■ **TEXTE CHOISI**

########################################

New-York n’existait plus, ni cette montagne de gravats haute de deux kilomètres, ni les avis de recherches placardés dans le métro, ni même Josh penché sur les albums de photos, ni Louie scotché devant la télévision qui n’était même plus allumée, ni le poids qui lui pesait sur la poitrine à la seule pensée de sa mère. La musique occupait tout son esprit, et pas seulement son esprit, mais son corps. Tout le reste avant peut-être changé, mais pas la musique. (pp.446-447)

Pour cette rentrée 2016, Joyce Maynard signe un roman délicat, dont j’ai sous-estimé la puissance émotionnelle – ce qui est loin d’être sa faute, je ne suis pas fan des histoires d’ados. Ce qui fait, à mes yeux, la réussite de ce nouveau titre est qu’elle arrive à rendre cette histoire lumineuse et optimiste, sur fond de tragédie et de la perte immense qu’est le décès d’un parent. On assiste à la lente mais sérieuse reconstruction de Wendy, cette fillette qui vient non seulement de perdre sa maman et qui doit, en plus, composer avec ce papa qu’elle ne connaît pas, dans un environnement qui lui est également totalement étranger.

########################################

■ **DONNÉES**
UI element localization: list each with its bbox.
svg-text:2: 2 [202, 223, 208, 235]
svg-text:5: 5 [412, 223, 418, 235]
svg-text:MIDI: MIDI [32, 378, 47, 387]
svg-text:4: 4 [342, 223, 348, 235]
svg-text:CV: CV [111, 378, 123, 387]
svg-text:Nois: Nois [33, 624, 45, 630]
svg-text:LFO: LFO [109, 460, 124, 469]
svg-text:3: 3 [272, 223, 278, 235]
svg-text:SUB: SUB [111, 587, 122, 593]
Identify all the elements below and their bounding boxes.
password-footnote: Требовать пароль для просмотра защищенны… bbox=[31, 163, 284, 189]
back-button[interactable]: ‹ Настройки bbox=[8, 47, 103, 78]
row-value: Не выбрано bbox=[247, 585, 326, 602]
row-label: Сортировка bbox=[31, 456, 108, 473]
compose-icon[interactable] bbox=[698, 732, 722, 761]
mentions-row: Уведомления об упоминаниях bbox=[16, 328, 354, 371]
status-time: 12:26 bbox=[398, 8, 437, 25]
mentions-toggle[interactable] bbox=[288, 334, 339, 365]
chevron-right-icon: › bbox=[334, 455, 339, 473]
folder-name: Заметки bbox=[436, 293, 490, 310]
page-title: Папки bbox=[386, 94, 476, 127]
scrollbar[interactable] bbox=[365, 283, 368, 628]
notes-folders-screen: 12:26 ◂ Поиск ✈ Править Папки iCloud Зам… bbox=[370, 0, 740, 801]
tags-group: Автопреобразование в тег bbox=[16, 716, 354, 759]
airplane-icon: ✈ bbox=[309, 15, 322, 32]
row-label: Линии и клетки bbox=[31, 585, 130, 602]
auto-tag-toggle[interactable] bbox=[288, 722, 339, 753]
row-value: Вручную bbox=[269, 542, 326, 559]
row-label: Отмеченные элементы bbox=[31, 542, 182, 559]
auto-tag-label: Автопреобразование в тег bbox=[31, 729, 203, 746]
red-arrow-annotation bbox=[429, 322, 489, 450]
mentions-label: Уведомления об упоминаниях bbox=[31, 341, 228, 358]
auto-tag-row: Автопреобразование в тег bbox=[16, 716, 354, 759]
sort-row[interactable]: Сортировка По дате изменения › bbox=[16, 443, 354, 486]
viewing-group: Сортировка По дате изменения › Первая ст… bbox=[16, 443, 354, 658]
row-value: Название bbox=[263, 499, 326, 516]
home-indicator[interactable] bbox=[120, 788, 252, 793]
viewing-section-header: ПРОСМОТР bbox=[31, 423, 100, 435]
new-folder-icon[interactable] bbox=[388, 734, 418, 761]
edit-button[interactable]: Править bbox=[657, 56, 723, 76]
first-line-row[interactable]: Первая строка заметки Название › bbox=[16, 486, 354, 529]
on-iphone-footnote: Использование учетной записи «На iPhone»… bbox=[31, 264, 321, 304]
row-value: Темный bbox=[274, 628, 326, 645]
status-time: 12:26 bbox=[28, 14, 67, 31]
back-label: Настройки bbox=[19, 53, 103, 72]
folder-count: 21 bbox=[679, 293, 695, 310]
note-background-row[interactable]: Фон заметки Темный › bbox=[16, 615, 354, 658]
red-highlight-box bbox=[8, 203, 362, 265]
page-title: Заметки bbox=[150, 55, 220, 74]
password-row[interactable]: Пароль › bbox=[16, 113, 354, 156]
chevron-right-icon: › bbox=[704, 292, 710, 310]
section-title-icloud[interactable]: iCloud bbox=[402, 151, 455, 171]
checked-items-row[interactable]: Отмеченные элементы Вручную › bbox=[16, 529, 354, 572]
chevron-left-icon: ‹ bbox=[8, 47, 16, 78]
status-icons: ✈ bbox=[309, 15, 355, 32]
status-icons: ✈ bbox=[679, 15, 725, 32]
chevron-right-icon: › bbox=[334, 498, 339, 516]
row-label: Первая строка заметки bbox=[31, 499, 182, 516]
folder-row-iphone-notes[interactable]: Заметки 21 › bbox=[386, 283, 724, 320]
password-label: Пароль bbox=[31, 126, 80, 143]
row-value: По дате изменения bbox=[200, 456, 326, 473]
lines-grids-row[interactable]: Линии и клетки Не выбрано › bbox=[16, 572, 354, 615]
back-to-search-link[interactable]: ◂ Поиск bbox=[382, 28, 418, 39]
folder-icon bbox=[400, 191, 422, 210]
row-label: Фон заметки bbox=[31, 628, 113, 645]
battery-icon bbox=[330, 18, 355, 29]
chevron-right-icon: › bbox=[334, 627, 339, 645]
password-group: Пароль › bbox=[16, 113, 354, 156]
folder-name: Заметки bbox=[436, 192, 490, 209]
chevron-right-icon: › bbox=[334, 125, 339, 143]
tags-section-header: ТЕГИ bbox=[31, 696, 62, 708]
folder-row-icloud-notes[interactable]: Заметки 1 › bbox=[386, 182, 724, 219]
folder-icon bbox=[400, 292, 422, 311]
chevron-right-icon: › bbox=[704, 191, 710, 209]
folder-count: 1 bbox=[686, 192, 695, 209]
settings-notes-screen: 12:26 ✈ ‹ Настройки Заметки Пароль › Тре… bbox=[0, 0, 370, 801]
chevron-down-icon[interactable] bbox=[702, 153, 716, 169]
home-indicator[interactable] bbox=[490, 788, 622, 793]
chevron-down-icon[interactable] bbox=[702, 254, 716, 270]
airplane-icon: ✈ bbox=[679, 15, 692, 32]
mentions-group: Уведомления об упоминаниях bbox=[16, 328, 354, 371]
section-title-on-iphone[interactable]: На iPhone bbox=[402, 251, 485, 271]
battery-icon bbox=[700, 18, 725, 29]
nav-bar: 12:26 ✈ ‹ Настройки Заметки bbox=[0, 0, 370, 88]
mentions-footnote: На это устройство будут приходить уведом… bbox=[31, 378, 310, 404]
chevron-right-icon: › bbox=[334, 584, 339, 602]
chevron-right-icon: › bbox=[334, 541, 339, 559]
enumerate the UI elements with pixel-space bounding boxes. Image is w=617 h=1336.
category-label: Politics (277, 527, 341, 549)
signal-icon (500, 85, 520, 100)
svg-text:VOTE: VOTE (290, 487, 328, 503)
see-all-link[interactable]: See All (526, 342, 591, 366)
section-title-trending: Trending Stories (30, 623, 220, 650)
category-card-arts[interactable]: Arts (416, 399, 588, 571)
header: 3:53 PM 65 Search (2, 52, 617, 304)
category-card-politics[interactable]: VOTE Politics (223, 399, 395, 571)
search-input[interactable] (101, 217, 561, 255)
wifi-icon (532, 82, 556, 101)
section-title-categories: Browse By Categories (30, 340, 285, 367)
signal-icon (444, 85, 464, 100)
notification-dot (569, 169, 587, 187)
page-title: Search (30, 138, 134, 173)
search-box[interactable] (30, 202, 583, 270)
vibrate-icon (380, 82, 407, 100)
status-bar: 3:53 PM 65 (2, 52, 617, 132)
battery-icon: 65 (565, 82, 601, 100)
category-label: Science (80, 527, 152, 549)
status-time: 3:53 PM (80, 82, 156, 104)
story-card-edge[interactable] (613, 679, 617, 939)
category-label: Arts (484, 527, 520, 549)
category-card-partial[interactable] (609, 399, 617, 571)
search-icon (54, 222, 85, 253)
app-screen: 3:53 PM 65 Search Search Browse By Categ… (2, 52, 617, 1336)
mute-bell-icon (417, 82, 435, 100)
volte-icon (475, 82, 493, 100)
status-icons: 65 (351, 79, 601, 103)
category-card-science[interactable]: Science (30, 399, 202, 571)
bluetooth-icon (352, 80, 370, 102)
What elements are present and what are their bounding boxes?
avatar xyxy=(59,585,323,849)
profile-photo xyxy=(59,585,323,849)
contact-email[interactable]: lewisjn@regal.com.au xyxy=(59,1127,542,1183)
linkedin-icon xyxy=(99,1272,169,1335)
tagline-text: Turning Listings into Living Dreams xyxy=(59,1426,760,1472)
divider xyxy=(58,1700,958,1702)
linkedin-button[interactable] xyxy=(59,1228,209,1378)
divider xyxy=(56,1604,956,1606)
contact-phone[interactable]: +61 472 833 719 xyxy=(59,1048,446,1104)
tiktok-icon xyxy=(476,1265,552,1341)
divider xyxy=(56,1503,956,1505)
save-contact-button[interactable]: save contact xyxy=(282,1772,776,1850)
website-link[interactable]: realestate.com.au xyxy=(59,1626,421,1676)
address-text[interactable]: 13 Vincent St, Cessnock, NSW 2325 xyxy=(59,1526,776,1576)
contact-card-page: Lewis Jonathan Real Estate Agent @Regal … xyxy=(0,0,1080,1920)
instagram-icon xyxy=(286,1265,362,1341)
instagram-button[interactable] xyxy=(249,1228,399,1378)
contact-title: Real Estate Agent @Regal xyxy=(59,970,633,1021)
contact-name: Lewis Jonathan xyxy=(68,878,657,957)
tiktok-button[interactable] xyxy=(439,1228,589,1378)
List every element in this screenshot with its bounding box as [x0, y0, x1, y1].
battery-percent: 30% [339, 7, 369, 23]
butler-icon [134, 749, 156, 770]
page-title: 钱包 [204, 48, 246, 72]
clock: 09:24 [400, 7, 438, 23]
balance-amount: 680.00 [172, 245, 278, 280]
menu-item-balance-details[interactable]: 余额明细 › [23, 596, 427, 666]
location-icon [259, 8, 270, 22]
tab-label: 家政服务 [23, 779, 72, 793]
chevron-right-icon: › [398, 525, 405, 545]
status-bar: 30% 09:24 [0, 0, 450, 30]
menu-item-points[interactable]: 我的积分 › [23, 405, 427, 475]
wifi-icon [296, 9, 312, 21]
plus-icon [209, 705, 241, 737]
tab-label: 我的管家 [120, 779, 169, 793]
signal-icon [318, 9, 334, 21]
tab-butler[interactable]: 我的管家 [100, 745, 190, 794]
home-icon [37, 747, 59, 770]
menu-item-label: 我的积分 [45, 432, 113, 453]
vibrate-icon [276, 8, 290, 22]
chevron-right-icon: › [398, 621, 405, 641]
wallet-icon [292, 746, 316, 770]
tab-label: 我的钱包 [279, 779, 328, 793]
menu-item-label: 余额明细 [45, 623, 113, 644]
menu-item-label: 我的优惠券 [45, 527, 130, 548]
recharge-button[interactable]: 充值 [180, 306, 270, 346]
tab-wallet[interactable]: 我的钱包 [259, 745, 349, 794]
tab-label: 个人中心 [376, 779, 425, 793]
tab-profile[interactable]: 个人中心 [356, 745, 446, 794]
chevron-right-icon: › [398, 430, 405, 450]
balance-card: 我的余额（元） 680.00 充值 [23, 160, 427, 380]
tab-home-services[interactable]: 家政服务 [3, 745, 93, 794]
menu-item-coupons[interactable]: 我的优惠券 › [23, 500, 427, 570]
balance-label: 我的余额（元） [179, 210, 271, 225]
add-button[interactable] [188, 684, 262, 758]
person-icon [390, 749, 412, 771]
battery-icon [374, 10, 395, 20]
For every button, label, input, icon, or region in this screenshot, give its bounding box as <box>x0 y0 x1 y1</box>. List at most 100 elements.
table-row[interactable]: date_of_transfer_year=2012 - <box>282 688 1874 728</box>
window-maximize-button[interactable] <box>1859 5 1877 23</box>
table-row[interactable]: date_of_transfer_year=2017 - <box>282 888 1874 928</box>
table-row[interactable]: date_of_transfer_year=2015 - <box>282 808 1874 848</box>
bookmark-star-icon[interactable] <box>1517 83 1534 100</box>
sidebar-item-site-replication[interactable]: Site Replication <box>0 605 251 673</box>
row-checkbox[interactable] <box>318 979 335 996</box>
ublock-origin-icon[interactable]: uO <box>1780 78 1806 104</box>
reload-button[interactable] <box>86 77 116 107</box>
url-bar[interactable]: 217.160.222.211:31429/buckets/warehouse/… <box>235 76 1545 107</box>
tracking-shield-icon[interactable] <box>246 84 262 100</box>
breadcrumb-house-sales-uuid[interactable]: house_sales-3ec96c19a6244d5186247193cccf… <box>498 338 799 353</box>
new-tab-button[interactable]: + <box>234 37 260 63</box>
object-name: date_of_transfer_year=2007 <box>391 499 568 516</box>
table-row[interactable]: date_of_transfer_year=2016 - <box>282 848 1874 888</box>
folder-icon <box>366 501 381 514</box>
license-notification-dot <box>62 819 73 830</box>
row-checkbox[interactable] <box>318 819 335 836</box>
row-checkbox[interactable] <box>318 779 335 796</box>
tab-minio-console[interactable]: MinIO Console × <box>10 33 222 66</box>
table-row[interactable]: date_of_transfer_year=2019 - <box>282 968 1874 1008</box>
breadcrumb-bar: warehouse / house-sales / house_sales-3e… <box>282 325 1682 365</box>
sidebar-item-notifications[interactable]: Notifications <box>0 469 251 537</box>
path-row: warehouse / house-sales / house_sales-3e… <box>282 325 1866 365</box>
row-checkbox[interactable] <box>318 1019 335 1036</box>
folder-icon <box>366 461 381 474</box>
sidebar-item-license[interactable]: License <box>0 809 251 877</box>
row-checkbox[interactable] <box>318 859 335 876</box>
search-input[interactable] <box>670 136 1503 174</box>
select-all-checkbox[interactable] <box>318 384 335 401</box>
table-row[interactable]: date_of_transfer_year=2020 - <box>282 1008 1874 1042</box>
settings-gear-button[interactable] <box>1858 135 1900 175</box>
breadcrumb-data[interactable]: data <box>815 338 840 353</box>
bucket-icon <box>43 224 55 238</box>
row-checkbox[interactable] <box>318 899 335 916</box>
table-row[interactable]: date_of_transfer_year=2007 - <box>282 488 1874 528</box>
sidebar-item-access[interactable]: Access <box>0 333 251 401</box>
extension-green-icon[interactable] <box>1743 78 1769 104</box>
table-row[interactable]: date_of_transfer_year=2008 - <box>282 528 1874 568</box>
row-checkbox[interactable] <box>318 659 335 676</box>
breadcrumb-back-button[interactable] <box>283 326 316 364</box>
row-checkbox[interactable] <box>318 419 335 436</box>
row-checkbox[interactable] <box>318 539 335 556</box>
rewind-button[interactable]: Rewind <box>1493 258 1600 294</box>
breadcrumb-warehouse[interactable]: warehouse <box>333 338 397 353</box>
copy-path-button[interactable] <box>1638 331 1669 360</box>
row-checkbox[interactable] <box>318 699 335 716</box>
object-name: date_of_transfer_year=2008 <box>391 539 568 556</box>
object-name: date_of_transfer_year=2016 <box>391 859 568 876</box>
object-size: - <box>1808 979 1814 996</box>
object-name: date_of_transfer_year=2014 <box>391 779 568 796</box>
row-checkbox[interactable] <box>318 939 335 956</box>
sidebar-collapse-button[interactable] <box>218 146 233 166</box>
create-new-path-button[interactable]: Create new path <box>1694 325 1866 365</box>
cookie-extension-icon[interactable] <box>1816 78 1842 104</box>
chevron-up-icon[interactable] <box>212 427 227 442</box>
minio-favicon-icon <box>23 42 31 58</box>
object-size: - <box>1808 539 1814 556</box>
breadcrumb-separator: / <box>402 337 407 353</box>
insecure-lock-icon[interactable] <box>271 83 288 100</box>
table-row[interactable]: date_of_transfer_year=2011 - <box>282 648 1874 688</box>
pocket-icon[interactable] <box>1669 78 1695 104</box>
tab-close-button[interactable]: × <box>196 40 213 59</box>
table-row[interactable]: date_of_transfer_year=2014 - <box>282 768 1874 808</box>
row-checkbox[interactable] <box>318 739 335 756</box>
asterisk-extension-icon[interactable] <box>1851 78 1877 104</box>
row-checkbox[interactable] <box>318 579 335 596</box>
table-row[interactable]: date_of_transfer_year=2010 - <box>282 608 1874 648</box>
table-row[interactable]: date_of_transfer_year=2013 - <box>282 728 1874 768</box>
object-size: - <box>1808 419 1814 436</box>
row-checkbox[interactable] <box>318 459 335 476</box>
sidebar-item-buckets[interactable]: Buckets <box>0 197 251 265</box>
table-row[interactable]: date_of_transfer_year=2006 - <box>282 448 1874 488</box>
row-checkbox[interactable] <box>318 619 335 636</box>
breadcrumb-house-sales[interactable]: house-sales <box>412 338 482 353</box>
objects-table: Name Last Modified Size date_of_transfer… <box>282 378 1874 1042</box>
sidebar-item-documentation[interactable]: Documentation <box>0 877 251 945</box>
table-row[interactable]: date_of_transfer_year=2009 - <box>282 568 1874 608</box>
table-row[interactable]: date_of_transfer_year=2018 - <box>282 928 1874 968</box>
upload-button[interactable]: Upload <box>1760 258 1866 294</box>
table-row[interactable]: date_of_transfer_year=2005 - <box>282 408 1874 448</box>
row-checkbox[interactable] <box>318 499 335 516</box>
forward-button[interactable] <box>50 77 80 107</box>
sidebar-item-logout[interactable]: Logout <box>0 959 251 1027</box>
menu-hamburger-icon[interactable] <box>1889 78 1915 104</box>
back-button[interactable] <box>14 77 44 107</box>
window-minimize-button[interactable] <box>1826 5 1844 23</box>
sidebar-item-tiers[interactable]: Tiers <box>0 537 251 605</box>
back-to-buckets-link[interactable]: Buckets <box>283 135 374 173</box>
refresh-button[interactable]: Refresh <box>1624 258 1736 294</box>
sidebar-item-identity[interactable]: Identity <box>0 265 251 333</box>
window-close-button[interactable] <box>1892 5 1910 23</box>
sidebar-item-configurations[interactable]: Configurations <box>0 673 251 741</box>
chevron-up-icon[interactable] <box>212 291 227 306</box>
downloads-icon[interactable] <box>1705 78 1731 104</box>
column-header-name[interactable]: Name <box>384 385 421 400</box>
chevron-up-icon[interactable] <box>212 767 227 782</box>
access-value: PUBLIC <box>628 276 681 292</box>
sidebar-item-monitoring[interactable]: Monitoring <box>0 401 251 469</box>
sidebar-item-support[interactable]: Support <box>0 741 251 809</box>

########################################

■ **TÂCHES À RÉALISER**
a: Dans la citation au début du texte choisi, relevez tout ce qui, selon la phrase qui commence par « New-York n’existait plus », n’existait plus.
b: D’après le texte choisi, comment s’appelle la fillette dont on suit la reconstruction ?
c: Poursuivez la critique du roman de Joyce Maynard à partir de sa dernière phrase.

■ **RÉSULTATS DES TÂCHES**
a:
- New-York
- cette montagne de gravats haute de deux kilomètres
- les avis de recherches placardés dans le métro
- Josh penché sur les albums de photos
- Louie scotché devant la télévision qui n’était même plus allumée
- le poids qui lui pesait sur la poitrine à la seule pensée de sa mère

b: Wendy.

c:
Fait de nombreux retours en arrière, constitués de souvenirs que Wendy se remémore de sa maman, mais aussi avec Josh et son petit frère Louie, ce roman parle aussi de ces paroles qu’on a un jour eues envers des êtres chers, qui resteront gravées à jamais parce qu’on n’aura plus de seconde chance pour les rattraper. Maynard évoque ainsi douloureusement les regrets d’une gamine envers sa maman disparue, tout ce qu’elles ne pourront pas vivre ensemble, dont le poids l’enferme dans une carapace difficilement pénétrable.

Seuls le temps, et les rencontres, lui permettront de s’ouvrir à nouveau à ce monde qui n’est finalement pas si sombre que le laisse entendre l’actualité.

La vie était beaucoup plus simple avant, hein? dit Amelia. Tout est devenu trop compliqué.

Elle a probablement été toujours compliquée, répliqua Wendy. On ne le savait pas, c’est tout. (p.399)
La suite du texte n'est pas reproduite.